PROVIDED ENTRIES:
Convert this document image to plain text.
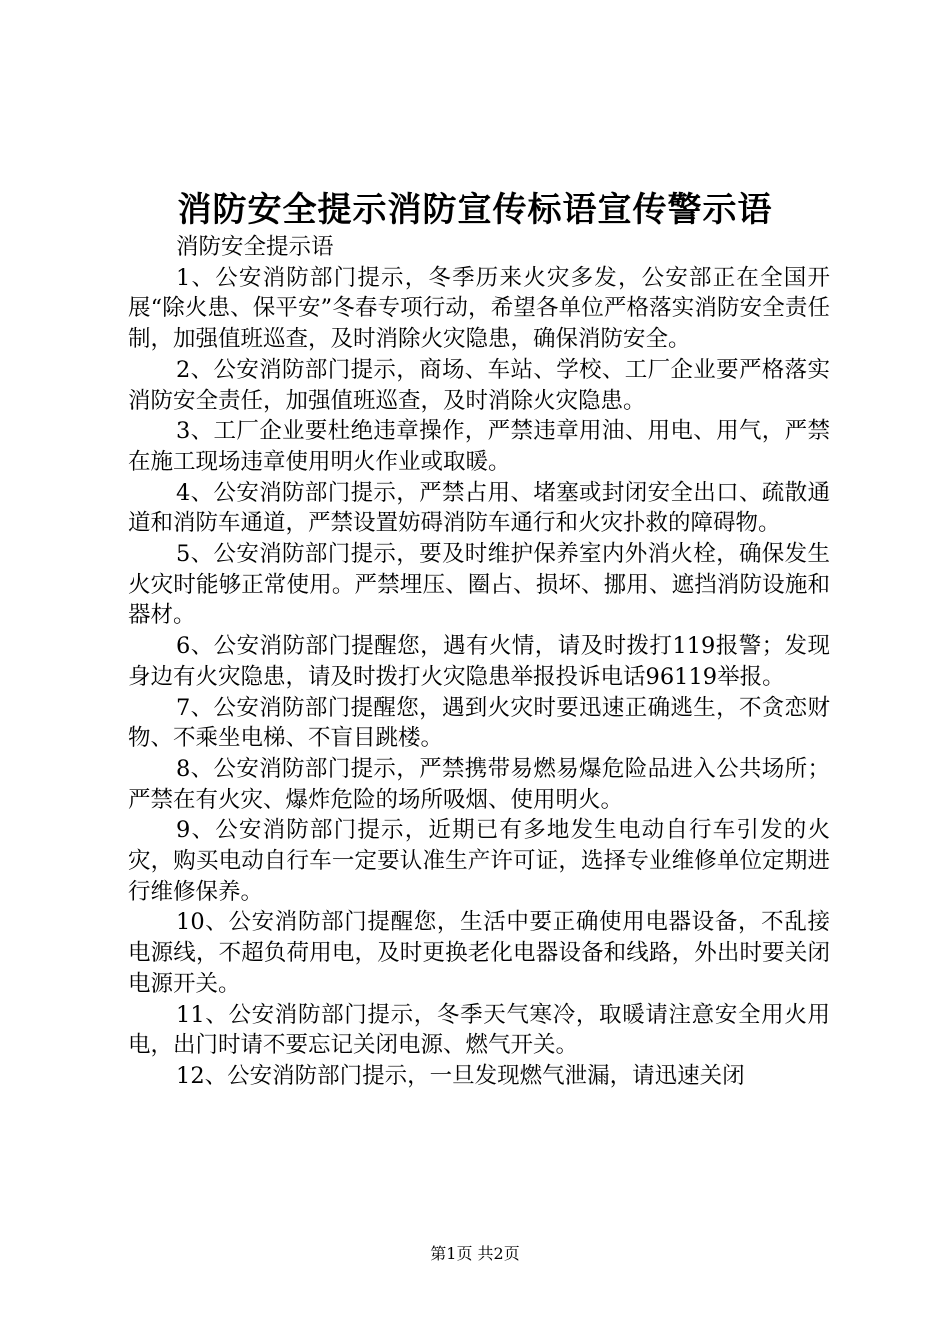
消防安全提示消防宣传标语宣传警示语

消防安全提示语

1、公安消防部门提示，冬季历来火灾多发，公安部正在全国开展“除火患、保平安”冬春专项行动，希望各单位严格落实消防安全责任制，加强值班巡查，及时消除火灾隐患，确保消防安全。

2、公安消防部门提示，商场、车站、学校、工厂企业要严格落实消防安全责任，加强值班巡查，及时消除火灾隐患。

3、工厂企业要杜绝违章操作，严禁违章用油、用电、用气，严禁在施工现场违章使用明火作业或取暖。

4、公安消防部门提示，严禁占用、堵塞或封闭安全出口、疏散通道和消防车通道，严禁设置妨碍消防车通行和火灾扑救的障碍物。

5、公安消防部门提示，要及时维护保养室内外消火栓，确保发生火灾时能够正常使用。严禁埋压、圈占、损坏、挪用、遮挡消防设施和器材。

6、公安消防部门提醒您，遇有火情，请及时拨打119报警；发现身边有火灾隐患，请及时拨打火灾隐患举报投诉电话96119举报。

7、公安消防部门提醒您，遇到火灾时要迅速正确逃生，不贪恋财物、不乘坐电梯、不盲目跳楼。

8、公安消防部门提示，严禁携带易燃易爆危险品进入公共场所；严禁在有火灾、爆炸危险的场所吸烟、使用明火。

9、公安消防部门提示，近期已有多地发生电动自行车引发的火灾，购买电动自行车一定要认准生产许可证，选择专业维修单位定期进行维修保养。

10、公安消防部门提醒您，生活中要正确使用电器设备，不乱接电源线，不超负荷用电，及时更换老化电器设备和线路，外出时要关闭电源开关。

11、公安消防部门提示，冬季天气寒冷，取暖请注意安全用火用电，出门时请不要忘记关闭电源、燃气开关。

12、公安消防部门提示，一旦发现燃气泄漏，请迅速关闭

第1页 共2页
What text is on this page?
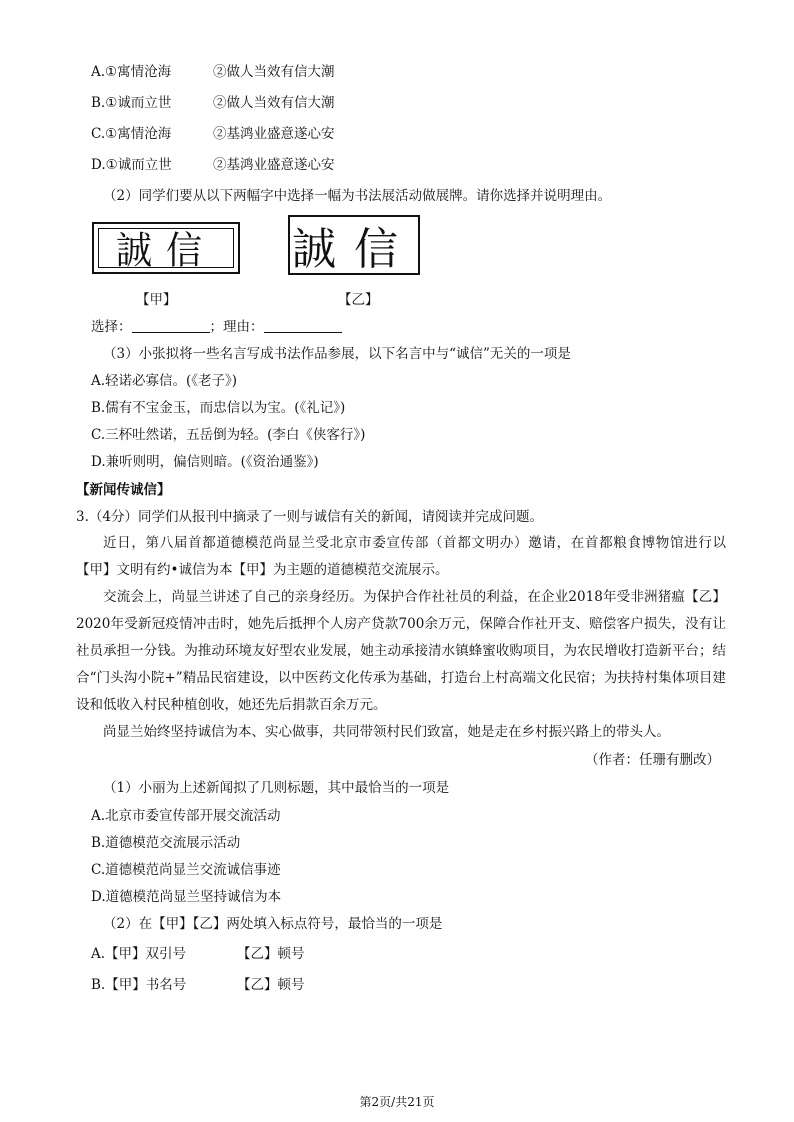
A.①寓情沧海	②做人当效有信大潮
B.①诚而立世	②做人当效有信大潮
C.①寓情沧海	②基鸿业盛意遂心安
D.①诚而立世	②基鸿业盛意遂心安
（2）同学们要从以下两幅字中选择一幅为书法展活动做展牌。请你选择并说明理由。
誠信 誠信
【甲】	【乙】
选择：	；理由：
（3）小张拟将一些名言写成书法作品参展，以下名言中与“诚信”无关的一项是
A.轻诺必寡信。(《老子》)
B.儒有不宝金玉，而忠信以为宝。(《礼记》)
C.三杯吐然诺，五岳倒为轻。(李白《侠客行》)
D.兼听则明，偏信则暗。(《资治通鉴》)
【新闻传诚信】
3.（4分）同学们从报刊中摘录了一则与诚信有关的新闻，请阅读并完成问题。
近日，第八届首都道德模范尚显兰受北京市委宣传部（首都文明办）邀请，在首都粮食博物馆进行以【甲】文明有约•诚信为本【甲】为主题的道德模范交流展示。
交流会上，尚显兰讲述了自己的亲身经历。为保护合作社社员的利益，在企业2018年受非洲猪瘟【乙】2020年受新冠疫情冲击时，她先后抵押个人房产贷款700余万元，保障合作社开支、赔偿客户损失，没有让社员承担一分钱。为推动环境友好型农业发展，她主动承接清水镇蜂蜜收购项目，为农民增收打造新平台；结合“门头沟小院+”精品民宿建设，以中医药文化传承为基础，打造台上村高端文化民宿；为扶持村集体项目建设和低收入村民种植创收，她还先后捐款百余万元。
尚显兰始终坚持诚信为本、实心做事，共同带领村民们致富，她是走在乡村振兴路上的带头人。
（作者：任珊有删改）
（1）小丽为上述新闻拟了几则标题，其中最恰当的一项是
A.北京市委宣传部开展交流活动
B.道德模范交流展示活动
C.道德模范尚显兰交流诚信事迹
D.道德模范尚显兰坚持诚信为本
（2）在【甲】【乙】两处填入标点符号，最恰当的一项是
A.【甲】双引号	【乙】顿号
B.【甲】书名号	【乙】顿号
第2页/共21页
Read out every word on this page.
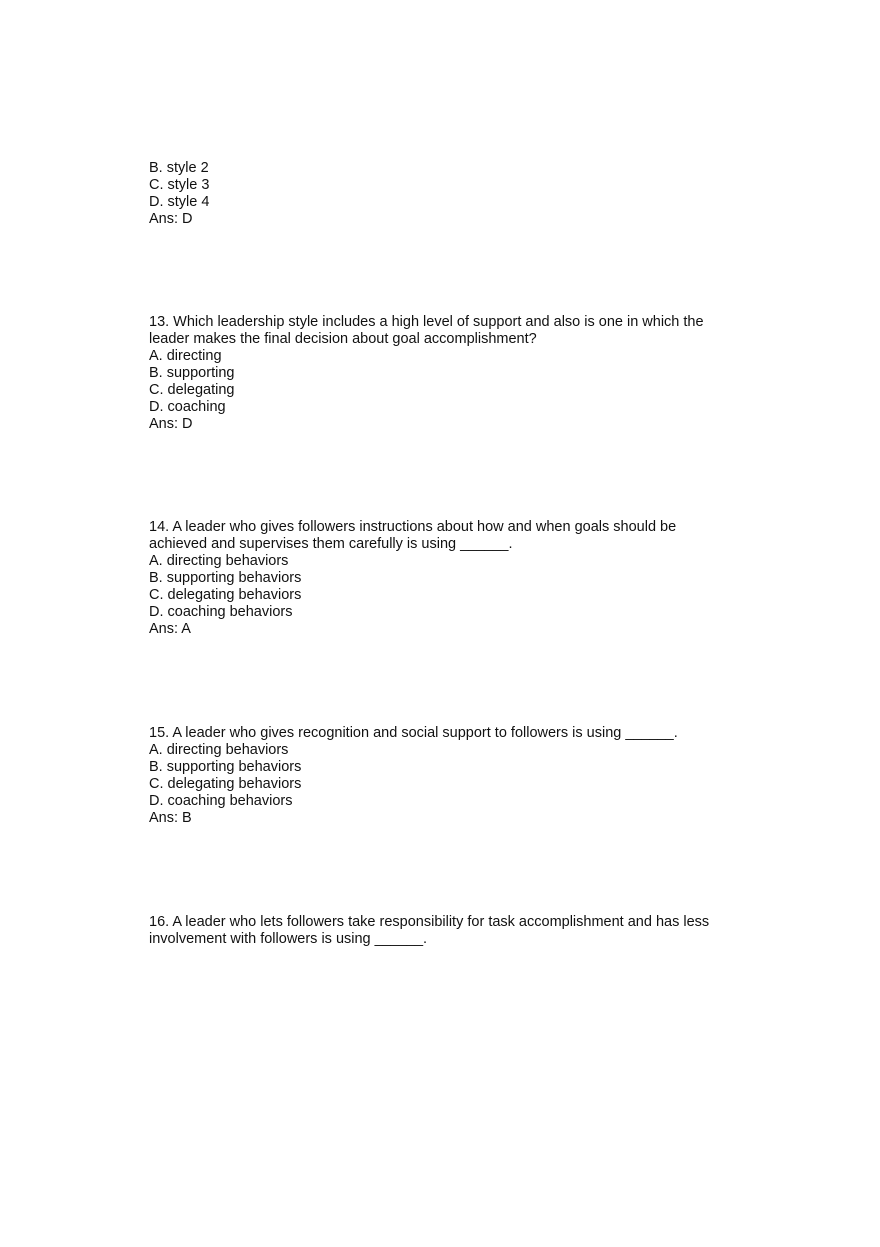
B. style 2
C. style 3
D. style 4
Ans: D
13. Which leadership style includes a high level of support and also is one in which the
leader makes the final decision about goal accomplishment?
A. directing
B. supporting
C. delegating
D. coaching
Ans: D
14. A leader who gives followers instructions about how and when goals should be
achieved and supervises them carefully is using ______.
A. directing behaviors
B. supporting behaviors
C. delegating behaviors
D. coaching behaviors
Ans: A
15. A leader who gives recognition and social support to followers is using ______.
A. directing behaviors
B. supporting behaviors
C. delegating behaviors
D. coaching behaviors
Ans: B
16. A leader who lets followers take responsibility for task accomplishment and has less
involvement with followers is using ______.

TASK STATEMENT: Gather up every line in the data above that contains the word "及时消除火灾隐患", copying each one.

COMPLETED EXERCISE:
1、公安消防部门提示，冬季历来火灾多发，公安部正在全国开展“除火患、保平安”冬春专项行动，希望各单位严格落实消防安全责任制，加强值班巡查，及时消除火灾隐患，确保消防安全。
2、公安消防部门提示，商场、车站、学校、工厂企业要严格落实消防安全责任，加强值班巡查，及时消除火灾隐患。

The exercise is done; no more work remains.